■ RECORDS FOR THE EXERCISE:
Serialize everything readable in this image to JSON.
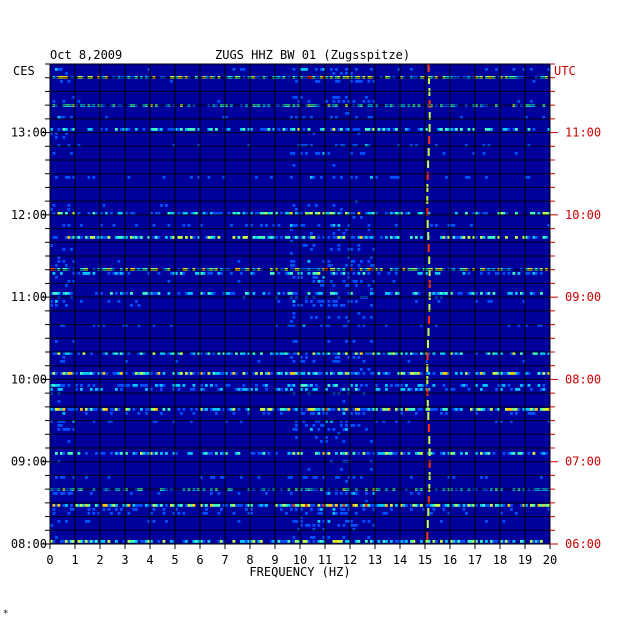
{
  "chart_data": {
    "type": "heatmap",
    "date": "Oct 8,2009",
    "title": "ZUGS HHZ BW 01 (Zugsspitze)",
    "left_timezone": "CES",
    "right_timezone": "UTC",
    "xlabel": "FREQUENCY (HZ)",
    "x_ticks": [
      "0",
      "1",
      "2",
      "3",
      "4",
      "5",
      "6",
      "7",
      "8",
      "9",
      "10",
      "11",
      "12",
      "13",
      "14",
      "15",
      "16",
      "17",
      "18",
      "19",
      "20"
    ],
    "xlim": [
      0,
      20
    ],
    "left_time_ticks": [
      "08:00",
      "09:00",
      "10:00",
      "11:00",
      "12:00",
      "13:00"
    ],
    "right_time_ticks": [
      "06:00",
      "07:00",
      "08:00",
      "09:00",
      "10:00",
      "11:00"
    ],
    "time_range_ces": [
      "08:00",
      "13:50"
    ],
    "footer_mark": "*",
    "colormap": [
      "#00007c",
      "#0000dc",
      "#0050ff",
      "#00c8ff",
      "#40ffc0",
      "#c8ff40",
      "#ffc800",
      "#ff3000",
      "#a00000"
    ],
    "colors": {
      "background": "#00009a",
      "grid": "#000000",
      "left_axis_text": "#000000",
      "right_axis_text": "#cc0000"
    }
  },
  "page": {
    "footer_mark": "*"
  }
}
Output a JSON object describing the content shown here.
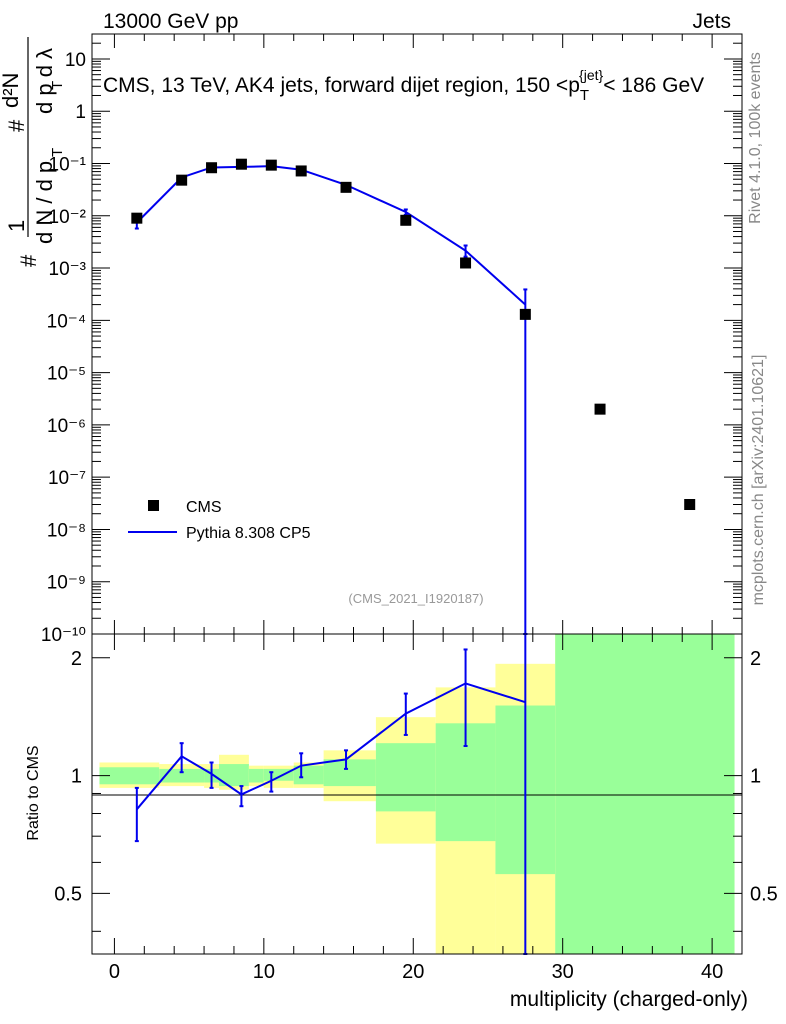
{
  "header": {
    "left": "13000 GeV pp",
    "right": "Jets"
  },
  "side": {
    "rivet": "Rivet 4.1.0,  100k events",
    "mcplots": "mcplots.cern.ch [arXiv:2401.10621]"
  },
  "colors": {
    "mc": "#0000ee",
    "band_inner": "#99ff99",
    "band_outer": "#ffff99",
    "data": "#000000"
  },
  "chart_data": [
    {
      "type": "scatter",
      "title": "CMS, 13 TeV, AK4 jets, forward dijet region, 150 <p_T^{jet}< 186 GeV",
      "title_parts": {
        "pre": "CMS, 13 TeV, AK4 jets, forward dijet region, 150 <p",
        "sub": "T",
        "sup": "{jet}",
        "post": "< 186 GeV"
      },
      "ylabel": "1/dN/dp_T  d²N/dp_T dλ",
      "yscale": "log",
      "ylim": [
        1e-10,
        30
      ],
      "xlim": [
        -1.5,
        42
      ],
      "ytick_labels": [
        "10⁻¹⁰",
        "10⁻⁹",
        "10⁻⁸",
        "10⁻⁷",
        "10⁻⁶",
        "10⁻⁵",
        "10⁻⁴",
        "10⁻³",
        "10⁻²",
        "10⁻¹",
        "1",
        "10"
      ],
      "annotation": "(CMS_2021_I1920187)",
      "legend": {
        "position": "bottom-left",
        "data_label": "CMS",
        "mc_label": "Pythia 8.308 CP5"
      },
      "series": [
        {
          "name": "CMS",
          "x": [
            1.5,
            4.5,
            6.5,
            8.5,
            10.5,
            12.5,
            15.5,
            19.5,
            23.5,
            27.5,
            32.5,
            38.5
          ],
          "y": [
            0.009,
            0.048,
            0.083,
            0.097,
            0.093,
            0.072,
            0.035,
            0.0082,
            0.00125,
            0.00013,
            2e-06,
            3e-08
          ]
        },
        {
          "name": "Pythia 8.308 CP5",
          "x": [
            1.5,
            4.5,
            6.5,
            8.5,
            10.5,
            12.5,
            15.5,
            19.5,
            23.5,
            27.5
          ],
          "y": [
            0.0074,
            0.054,
            0.084,
            0.086,
            0.089,
            0.076,
            0.039,
            0.0118,
            0.00215,
            0.0002
          ],
          "err_low": [
            0.0057,
            0.051,
            0.081,
            0.083,
            0.086,
            0.073,
            0.037,
            0.0104,
            0.00165,
            1e-11
          ],
          "err_high": [
            0.0091,
            0.057,
            0.087,
            0.089,
            0.092,
            0.079,
            0.041,
            0.0132,
            0.0027,
            0.00039
          ]
        }
      ]
    },
    {
      "type": "line",
      "ylabel": "Ratio to CMS",
      "xlabel": "multiplicity (charged-only)",
      "xlim": [
        -1.5,
        42
      ],
      "ylim": [
        0.35,
        2.3
      ],
      "xtick_labels": [
        "0",
        "10",
        "20",
        "30",
        "40"
      ],
      "ytick_labels": [
        "0.5",
        "1",
        "2"
      ],
      "series": [
        {
          "name": "Pythia 8.308 CP5",
          "x": [
            1.5,
            4.5,
            6.5,
            8.5,
            10.5,
            12.5,
            15.5,
            19.5,
            23.5,
            27.5
          ],
          "y": [
            0.82,
            1.12,
            1.01,
            0.895,
            0.97,
            1.06,
            1.1,
            1.44,
            1.72,
            1.54
          ],
          "err_low": [
            0.68,
            1.02,
            0.93,
            0.835,
            0.91,
            0.99,
            1.04,
            1.27,
            1.19,
            0.01
          ],
          "err_high": [
            0.93,
            1.21,
            1.08,
            0.94,
            1.02,
            1.14,
            1.16,
            1.62,
            2.1,
            2.3
          ]
        }
      ],
      "bands": [
        {
          "xlo": -1,
          "xhi": 3,
          "inner": [
            0.95,
            1.05
          ],
          "outer": [
            0.93,
            1.08
          ]
        },
        {
          "xlo": 3,
          "xhi": 6,
          "inner": [
            0.96,
            1.04
          ],
          "outer": [
            0.94,
            1.07
          ]
        },
        {
          "xlo": 6,
          "xhi": 7,
          "inner": [
            0.96,
            1.04
          ],
          "outer": [
            0.93,
            1.07
          ]
        },
        {
          "xlo": 7,
          "xhi": 9,
          "inner": [
            0.94,
            1.07
          ],
          "outer": [
            0.92,
            1.13
          ]
        },
        {
          "xlo": 9,
          "xhi": 10,
          "inner": [
            0.96,
            1.04
          ],
          "outer": [
            0.94,
            1.06
          ]
        },
        {
          "xlo": 10,
          "xhi": 12,
          "inner": [
            0.97,
            1.04
          ],
          "outer": [
            0.93,
            1.06
          ]
        },
        {
          "xlo": 12,
          "xhi": 14,
          "inner": [
            0.95,
            1.06
          ],
          "outer": [
            0.93,
            1.08
          ]
        },
        {
          "xlo": 14,
          "xhi": 17.5,
          "inner": [
            0.94,
            1.1
          ],
          "outer": [
            0.86,
            1.16
          ]
        },
        {
          "xlo": 17.5,
          "xhi": 21.5,
          "inner": [
            0.81,
            1.21
          ],
          "outer": [
            0.67,
            1.41
          ]
        },
        {
          "xlo": 21.5,
          "xhi": 25.5,
          "inner": [
            0.68,
            1.36
          ],
          "outer": [
            0.35,
            1.68
          ]
        },
        {
          "xlo": 25.5,
          "xhi": 29.5,
          "inner": [
            0.56,
            1.51
          ],
          "outer": [
            0.35,
            1.93
          ]
        },
        {
          "xlo": 29.5,
          "xhi": 41.5,
          "inner": [
            0.35,
            2.3
          ],
          "outer": [
            0.35,
            2.3
          ]
        }
      ]
    }
  ]
}
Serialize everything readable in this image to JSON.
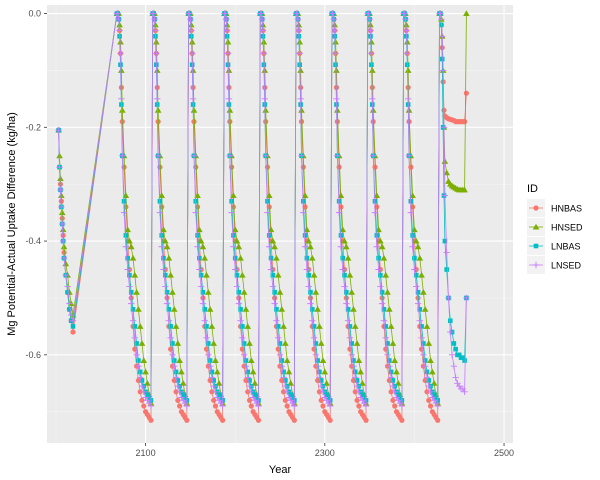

■ GOAL: All of the records need repeating exactly, except for the pictures.

■ PROBLEM SOLUTION:
Serialize everything readable in this image to JSON.
{
  "chart_data": {
    "type": "heatmap",
    "date": "Oct 8,2009",
    "title": "ZUGS HHZ BW 01 (Zugsspitze)",
    "left_timezone": "CES",
    "right_timezone": "UTC",
    "xlabel": "FREQUENCY (HZ)",
    "x_ticks": [
      "0",
      "1",
      "2",
      "3",
      "4",
      "5",
      "6",
      "7",
      "8",
      "9",
      "10",
      "11",
      "12",
      "13",
      "14",
      "15",
      "16",
      "17",
      "18",
      "19",
      "20"
    ],
    "xlim": [
      0,
      20
    ],
    "left_time_ticks": [
      "08:00",
      "09:00",
      "10:00",
      "11:00",
      "12:00",
      "13:00"
    ],
    "right_time_ticks": [
      "06:00",
      "07:00",
      "08:00",
      "09:00",
      "10:00",
      "11:00"
    ],
    "time_range_ces": [
      "08:00",
      "13:50"
    ],
    "footer_mark": "*",
    "colormap": [
      "#00007c",
      "#0000dc",
      "#0050ff",
      "#00c8ff",
      "#40ffc0",
      "#c8ff40",
      "#ffc800",
      "#ff3000",
      "#a00000"
    ],
    "colors": {
      "background": "#00009a",
      "grid": "#000000",
      "left_axis_text": "#000000",
      "right_axis_text": "#cc0000"
    }
  },
  "page": {
    "footer_mark": "*"
  }
}
Output a JSON object describing the content shown here.
{
  "header": {
    "left": "13000 GeV pp",
    "right": "Jets"
  },
  "side": {
    "rivet": "Rivet 4.1.0,  100k events",
    "mcplots": "mcplots.cern.ch [arXiv:2401.10621]"
  },
  "colors": {
    "mc": "#0000ee",
    "band_inner": "#99ff99",
    "band_outer": "#ffff99",
    "data": "#000000"
  },
  "chart_data": [
    {
      "type": "scatter",
      "title": "CMS, 13 TeV, AK4 jets, forward dijet region, 150 <p_T^{jet}< 186 GeV",
      "title_parts": {
        "pre": "CMS, 13 TeV, AK4 jets, forward dijet region, 150 <p",
        "sub": "T",
        "sup": "{jet}",
        "post": "< 186 GeV"
      },
      "ylabel": "1/dN/dp_T  d²N/dp_T dλ",
      "yscale": "log",
      "ylim": [
        1e-10,
        30
      ],
      "xlim": [
        -1.5,
        42
      ],
      "ytick_labels": [
        "10⁻¹⁰",
        "10⁻⁹",
        "10⁻⁸",
        "10⁻⁷",
        "10⁻⁶",
        "10⁻⁵",
        "10⁻⁴",
        "10⁻³",
        "10⁻²",
        "10⁻¹",
        "1",
        "10"
      ],
      "annotation": "(CMS_2021_I1920187)",
      "legend": {
        "position": "bottom-left",
        "data_label": "CMS",
        "mc_label": "Pythia 8.308 CP5"
      },
      "series": [
        {
          "name": "CMS",
          "x": [
            1.5,
            4.5,
            6.5,
            8.5,
            10.5,
            12.5,
            15.5,
            19.5,
            23.5,
            27.5,
            32.5,
            38.5
          ],
          "y": [
            0.009,
            0.048,
            0.083,
            0.097,
            0.093,
            0.072,
            0.035,
            0.0082,
            0.00125,
            0.00013,
            2e-06,
            3e-08
          ]
        },
        {
          "name": "Pythia 8.308 CP5",
          "x": [
            1.5,
            4.5,
            6.5,
            8.5,
            10.5,
            12.5,
            15.5,
            19.5,
            23.5,
            27.5
          ],
          "y": [
            0.0074,
            0.054,
            0.084,
            0.086,
            0.089,
            0.076,
            0.039,
            0.0118,
            0.00215,
            0.0002
          ],
          "err_low": [
            0.0057,
            0.051,
            0.081,
            0.083,
            0.086,
            0.073,
            0.037,
            0.0104,
            0.00165,
            1e-11
          ],
          "err_high": [
            0.0091,
            0.057,
            0.087,
            0.089,
            0.092,
            0.079,
            0.041,
            0.0132,
            0.0027,
            0.00039
          ]
        }
      ]
    },
    {
      "type": "line",
      "ylabel": "Ratio to CMS",
      "xlabel": "multiplicity (charged-only)",
      "xlim": [
        -1.5,
        42
      ],
      "ylim": [
        0.35,
        2.3
      ],
      "xtick_labels": [
        "0",
        "10",
        "20",
        "30",
        "40"
      ],
      "ytick_labels": [
        "0.5",
        "1",
        "2"
      ],
      "series": [
        {
          "name": "Pythia 8.308 CP5",
          "x": [
            1.5,
            4.5,
            6.5,
            8.5,
            10.5,
            12.5,
            15.5,
            19.5,
            23.5,
            27.5
          ],
          "y": [
            0.82,
            1.12,
            1.01,
            0.895,
            0.97,
            1.06,
            1.1,
            1.44,
            1.72,
            1.54
          ],
          "err_low": [
            0.68,
            1.02,
            0.93,
            0.835,
            0.91,
            0.99,
            1.04,
            1.27,
            1.19,
            0.01
          ],
          "err_high": [
            0.93,
            1.21,
            1.08,
            0.94,
            1.02,
            1.14,
            1.16,
            1.62,
            2.1,
            2.3
          ]
        }
      ],
      "bands": [
        {
          "xlo": -1,
          "xhi": 3,
          "inner": [
            0.95,
            1.05
          ],
          "outer": [
            0.93,
            1.08
          ]
        },
        {
          "xlo": 3,
          "xhi": 6,
          "inner": [
            0.96,
            1.04
          ],
          "outer": [
            0.94,
            1.07
          ]
        },
        {
          "xlo": 6,
          "xhi": 7,
          "inner": [
            0.96,
            1.04
          ],
          "outer": [
            0.93,
            1.07
          ]
        },
        {
          "xlo": 7,
          "xhi": 9,
          "inner": [
            0.94,
            1.07
          ],
          "outer": [
            0.92,
            1.13
          ]
        },
        {
          "xlo": 9,
          "xhi": 10,
          "inner": [
            0.96,
            1.04
          ],
          "outer": [
            0.94,
            1.06
          ]
        },
        {
          "xlo": 10,
          "xhi": 12,
          "inner": [
            0.97,
            1.04
          ],
          "outer": [
            0.93,
            1.06
          ]
        },
        {
          "xlo": 12,
          "xhi": 14,
          "inner": [
            0.95,
            1.06
          ],
          "outer": [
            0.93,
            1.08
          ]
        },
        {
          "xlo": 14,
          "xhi": 17.5,
          "inner": [
            0.94,
            1.1
          ],
          "outer": [
            0.86,
            1.16
          ]
        },
        {
          "xlo": 17.5,
          "xhi": 21.5,
          "inner": [
            0.81,
            1.21
          ],
          "outer": [
            0.67,
            1.41
          ]
        },
        {
          "xlo": 21.5,
          "xhi": 25.5,
          "inner": [
            0.68,
            1.36
          ],
          "outer": [
            0.35,
            1.68
          ]
        },
        {
          "xlo": 25.5,
          "xhi": 29.5,
          "inner": [
            0.56,
            1.51
          ],
          "outer": [
            0.35,
            1.93
          ]
        },
        {
          "xlo": 29.5,
          "xhi": 41.5,
          "inner": [
            0.35,
            2.3
          ],
          "outer": [
            0.35,
            2.3
          ]
        }
      ]
    }
  ]
}
Serialize everything readable in this image to JSON.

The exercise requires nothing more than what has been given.